__What needs to be done__.
Look through the entries below and count the lines with "JSON" in them; the reply is the number alone.

── Data extracts ──

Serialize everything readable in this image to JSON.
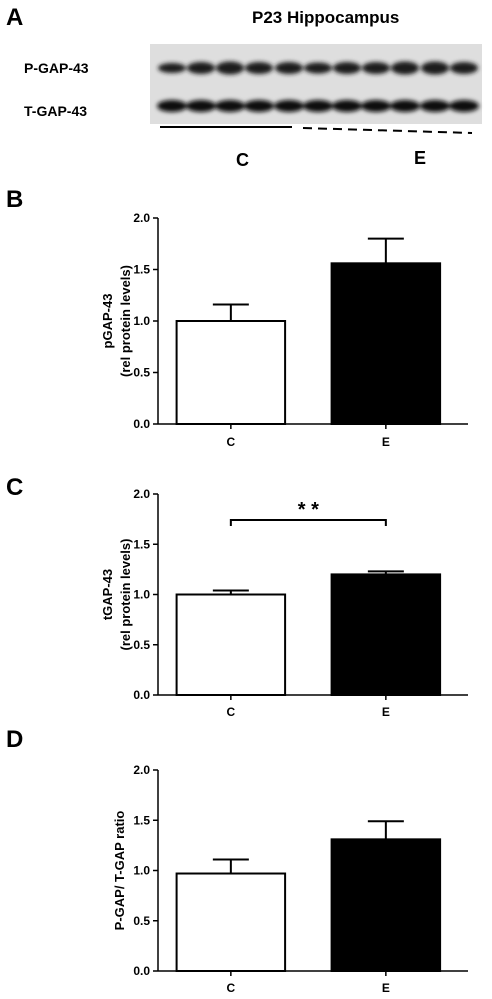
{
  "panel_a": {
    "letter": "A",
    "title": "P23 Hippocampus",
    "row_labels": [
      "P-GAP-43",
      "T-GAP-43"
    ],
    "group_labels": [
      "C",
      "E"
    ]
  },
  "chart_data": [
    {
      "type": "bar",
      "panel": "B",
      "categories": [
        "C",
        "E"
      ],
      "values": [
        1.0,
        1.56
      ],
      "errors": [
        0.16,
        0.24
      ],
      "fills": [
        "#ffffff",
        "#000000"
      ],
      "ylabel_lines": [
        "pGAP-43",
        "(rel protein levels)"
      ],
      "ylim": [
        0,
        2.0
      ],
      "yticks": [
        "0.0",
        "0.5",
        "1.0",
        "1.5",
        "2.0"
      ],
      "significance": ""
    },
    {
      "type": "bar",
      "panel": "C",
      "categories": [
        "C",
        "E"
      ],
      "values": [
        1.0,
        1.2
      ],
      "errors": [
        0.04,
        0.03
      ],
      "fills": [
        "#ffffff",
        "#000000"
      ],
      "ylabel_lines": [
        "tGAP-43",
        "(rel protein levels)"
      ],
      "ylim": [
        0,
        2.0
      ],
      "yticks": [
        "0.0",
        "0.5",
        "1.0",
        "1.5",
        "2.0"
      ],
      "significance": "* *"
    },
    {
      "type": "bar",
      "panel": "D",
      "categories": [
        "C",
        "E"
      ],
      "values": [
        0.97,
        1.31
      ],
      "errors": [
        0.14,
        0.18
      ],
      "fills": [
        "#ffffff",
        "#000000"
      ],
      "ylabel_lines": [
        "P-GAP/ T-GAP ratio"
      ],
      "ylim": [
        0,
        2.0
      ],
      "yticks": [
        "0.0",
        "0.5",
        "1.0",
        "1.5",
        "2.0"
      ],
      "significance": ""
    }
  ]
}
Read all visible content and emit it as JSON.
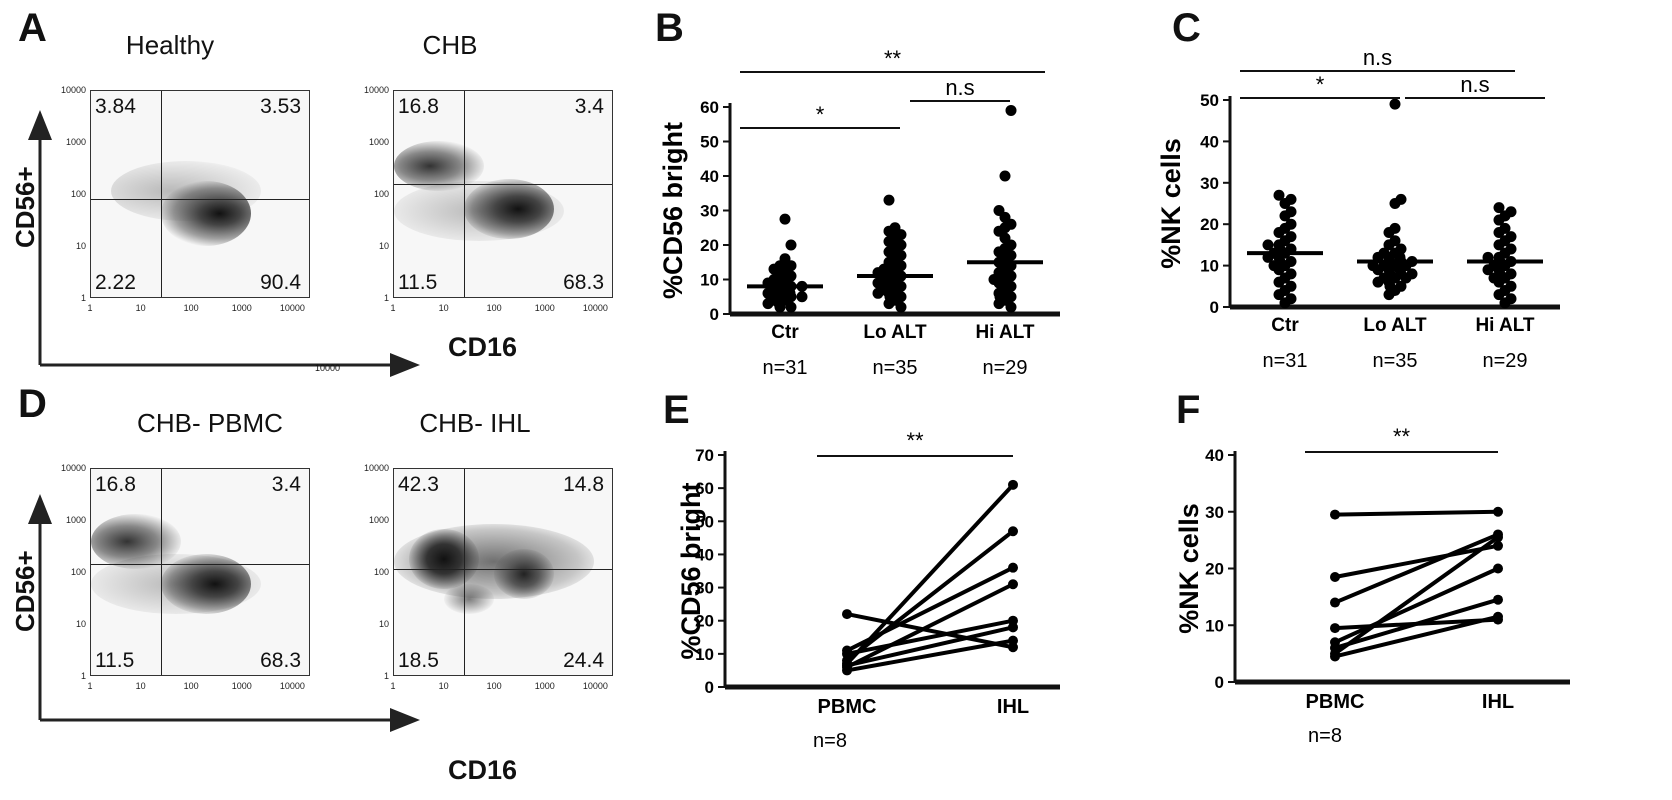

───

__Answer area__.
2